- What the exercise asks
Restate the full listing word for word and leave the pictures out.

[Figure content listings]

• • • •

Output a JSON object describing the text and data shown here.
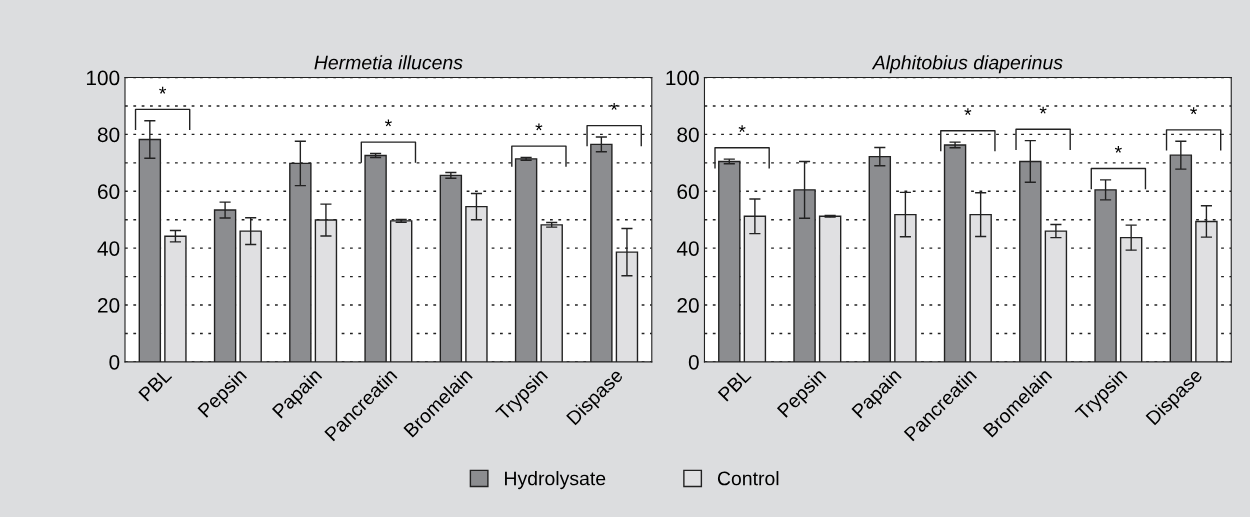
{
  "chart_data": [
    {
      "type": "bar",
      "title": "Hermetia illucens",
      "categories": [
        "PBL",
        "Pepsin",
        "Papain",
        "Pancreatin",
        "Bromelain",
        "Trypsin",
        "Dispase"
      ],
      "series": [
        {
          "color": "#8c8d90",
          "values": [
            78.2,
            53.4,
            69.8,
            72.6,
            65.6,
            71.4,
            76.5
          ],
          "errors": [
            6.6,
            2.8,
            7.8,
            0.7,
            1,
            0.5,
            2.6
          ]
        },
        {
          "color": "#e0e0e2",
          "values": [
            44.2,
            46,
            49.9,
            49.6,
            54.6,
            48.2,
            38.6
          ],
          "errors": [
            2,
            4.7,
            5.6,
            0.5,
            4.6,
            0.8,
            8.3
          ]
        }
      ],
      "ylim": [
        0,
        100
      ],
      "yticks": [
        0,
        {
          "value": 10,
          "label": null
        },
        20,
        {
          "value": 30,
          "label": null
        },
        40,
        {
          "value": 50,
          "label": null
        },
        60,
        {
          "value": 70,
          "label": null
        },
        80,
        {
          "value": 90,
          "label": null
        },
        100
      ],
      "grid": "y",
      "annotations": [
        "*",
        "*",
        "*",
        "*"
      ]
    },
    {
      "type": "bar",
      "title": "Alphitobius diaperinus",
      "categories": [
        "PBL",
        "Pepsin",
        "Papain",
        "Pancreatin",
        "Bromelain",
        "Trypsin",
        "Dispase"
      ],
      "series": [
        {
          "name": "Hydrolysate",
          "color": "#8c8d90",
          "values": [
            70.5,
            60.5,
            72.2,
            76.3,
            70.5,
            60.5,
            72.7
          ],
          "errors": [
            0.8,
            10,
            3.2,
            1,
            7.3,
            3.5,
            4.9
          ]
        },
        {
          "name": "Control",
          "color": "#e0e0e2",
          "values": [
            51.2,
            51.2,
            51.8,
            51.8,
            46,
            43.7,
            49.4
          ],
          "errors": [
            6.1,
            0.3,
            7.8,
            7.7,
            2.3,
            4.4,
            5.5
          ]
        }
      ],
      "ylim": [
        0,
        100
      ],
      "yticks": [
        0,
        {
          "value": 10,
          "label": null
        },
        20,
        {
          "value": 30,
          "label": null
        },
        40,
        {
          "value": 50,
          "label": null
        },
        60,
        {
          "value": 70,
          "label": null
        },
        80,
        {
          "value": 90,
          "label": null
        },
        100
      ],
      "grid": "y",
      "legend": "bottom",
      "annotations": [
        "*",
        "*",
        "*",
        "*",
        "*"
      ]
    }
  ]
}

• • • •

- Finished task
Output a JSON object describing the text and data shown here.
{
  "chart_data": [
    {
      "type": "bar",
      "title": "Hermetia illucens",
      "categories": [
        "PBL",
        "Pepsin",
        "Papain",
        "Pancreatin",
        "Bromelain",
        "Trypsin",
        "Dispase"
      ],
      "series": [
        {
          "color": "#8c8d90",
          "values": [
            78.2,
            53.4,
            69.8,
            72.6,
            65.6,
            71.4,
            76.5
          ],
          "errors": [
            6.6,
            2.8,
            7.8,
            0.7,
            1,
            0.5,
            2.6
          ]
        },
        {
          "color": "#e0e0e2",
          "values": [
            44.2,
            46,
            49.9,
            49.6,
            54.6,
            48.2,
            38.6
          ],
          "errors": [
            2,
            4.7,
            5.6,
            0.5,
            4.6,
            0.8,
            8.3
          ]
        }
      ],
      "ylim": [
        0,
        100
      ],
      "yticks": [
        0,
        {
          "value": 10,
          "label": null
        },
        20,
        {
          "value": 30,
          "label": null
        },
        40,
        {
          "value": 50,
          "label": null
        },
        60,
        {
          "value": 70,
          "label": null
        },
        80,
        {
          "value": 90,
          "label": null
        },
        100
      ],
      "grid": "y",
      "annotations": [
        "*",
        "*",
        "*",
        "*"
      ]
    },
    {
      "type": "bar",
      "title": "Alphitobius diaperinus",
      "categories": [
        "PBL",
        "Pepsin",
        "Papain",
        "Pancreatin",
        "Bromelain",
        "Trypsin",
        "Dispase"
      ],
      "series": [
        {
          "name": "Hydrolysate",
          "color": "#8c8d90",
          "values": [
            70.5,
            60.5,
            72.2,
            76.3,
            70.5,
            60.5,
            72.7
          ],
          "errors": [
            0.8,
            10,
            3.2,
            1,
            7.3,
            3.5,
            4.9
          ]
        },
        {
          "name": "Control",
          "color": "#e0e0e2",
          "values": [
            51.2,
            51.2,
            51.8,
            51.8,
            46,
            43.7,
            49.4
          ],
          "errors": [
            6.1,
            0.3,
            7.8,
            7.7,
            2.3,
            4.4,
            5.5
          ]
        }
      ],
      "ylim": [
        0,
        100
      ],
      "yticks": [
        0,
        {
          "value": 10,
          "label": null
        },
        20,
        {
          "value": 30,
          "label": null
        },
        40,
        {
          "value": 50,
          "label": null
        },
        60,
        {
          "value": 70,
          "label": null
        },
        80,
        {
          "value": 90,
          "label": null
        },
        100
      ],
      "grid": "y",
      "legend": "bottom",
      "annotations": [
        "*",
        "*",
        "*",
        "*",
        "*"
      ]
    }
  ]
}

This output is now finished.